* **MATERIAL PROVIDED**
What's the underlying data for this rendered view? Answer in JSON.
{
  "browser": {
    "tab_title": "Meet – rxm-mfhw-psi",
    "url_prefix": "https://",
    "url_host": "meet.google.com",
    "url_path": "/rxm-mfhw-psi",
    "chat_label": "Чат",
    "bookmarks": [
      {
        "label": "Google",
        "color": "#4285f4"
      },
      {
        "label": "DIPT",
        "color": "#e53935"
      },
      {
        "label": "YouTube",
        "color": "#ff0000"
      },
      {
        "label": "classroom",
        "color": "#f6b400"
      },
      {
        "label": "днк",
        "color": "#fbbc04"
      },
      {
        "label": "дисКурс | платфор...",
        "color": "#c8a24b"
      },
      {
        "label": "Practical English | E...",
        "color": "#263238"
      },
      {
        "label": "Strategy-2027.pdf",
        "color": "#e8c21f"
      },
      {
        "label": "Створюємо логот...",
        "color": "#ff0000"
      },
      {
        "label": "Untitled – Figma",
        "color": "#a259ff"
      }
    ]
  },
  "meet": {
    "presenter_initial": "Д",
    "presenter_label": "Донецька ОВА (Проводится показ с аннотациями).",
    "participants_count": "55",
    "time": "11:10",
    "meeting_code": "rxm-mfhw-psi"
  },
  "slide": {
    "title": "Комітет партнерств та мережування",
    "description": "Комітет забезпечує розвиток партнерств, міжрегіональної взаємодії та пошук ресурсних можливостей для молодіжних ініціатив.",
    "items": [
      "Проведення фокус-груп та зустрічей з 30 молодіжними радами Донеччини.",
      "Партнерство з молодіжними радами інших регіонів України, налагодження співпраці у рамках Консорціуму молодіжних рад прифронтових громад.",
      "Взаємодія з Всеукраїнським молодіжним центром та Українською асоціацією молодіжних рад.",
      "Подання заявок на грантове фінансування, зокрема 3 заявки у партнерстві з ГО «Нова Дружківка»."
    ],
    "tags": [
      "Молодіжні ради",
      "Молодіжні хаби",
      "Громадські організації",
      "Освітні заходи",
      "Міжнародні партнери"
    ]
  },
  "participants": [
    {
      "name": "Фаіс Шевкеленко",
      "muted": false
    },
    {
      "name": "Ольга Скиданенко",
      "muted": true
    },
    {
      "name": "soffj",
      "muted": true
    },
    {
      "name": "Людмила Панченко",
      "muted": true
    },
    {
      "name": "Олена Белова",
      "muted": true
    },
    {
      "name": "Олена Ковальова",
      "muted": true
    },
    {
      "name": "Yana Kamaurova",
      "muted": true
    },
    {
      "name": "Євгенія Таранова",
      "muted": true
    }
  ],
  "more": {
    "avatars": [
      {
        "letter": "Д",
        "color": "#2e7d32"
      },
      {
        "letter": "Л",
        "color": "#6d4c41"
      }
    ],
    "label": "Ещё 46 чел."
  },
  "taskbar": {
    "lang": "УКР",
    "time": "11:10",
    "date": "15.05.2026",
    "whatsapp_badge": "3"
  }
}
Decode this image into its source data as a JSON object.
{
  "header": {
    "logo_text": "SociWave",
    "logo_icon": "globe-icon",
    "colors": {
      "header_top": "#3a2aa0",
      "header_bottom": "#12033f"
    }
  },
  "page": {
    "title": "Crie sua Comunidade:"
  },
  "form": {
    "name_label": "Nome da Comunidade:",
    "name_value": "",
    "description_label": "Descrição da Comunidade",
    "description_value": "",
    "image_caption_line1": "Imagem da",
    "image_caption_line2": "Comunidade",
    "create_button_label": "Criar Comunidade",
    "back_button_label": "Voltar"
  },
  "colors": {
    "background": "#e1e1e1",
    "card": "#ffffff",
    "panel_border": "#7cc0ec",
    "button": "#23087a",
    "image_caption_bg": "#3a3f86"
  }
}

* **OBJECTIVE**
Wherever the string "JSON" appears in the entries above, list that line.

* **RESULT FOR THIS EXERCISE**
What's the underlying data for this rendered view? Answer in JSON.
Decode this image into its source data as a JSON object.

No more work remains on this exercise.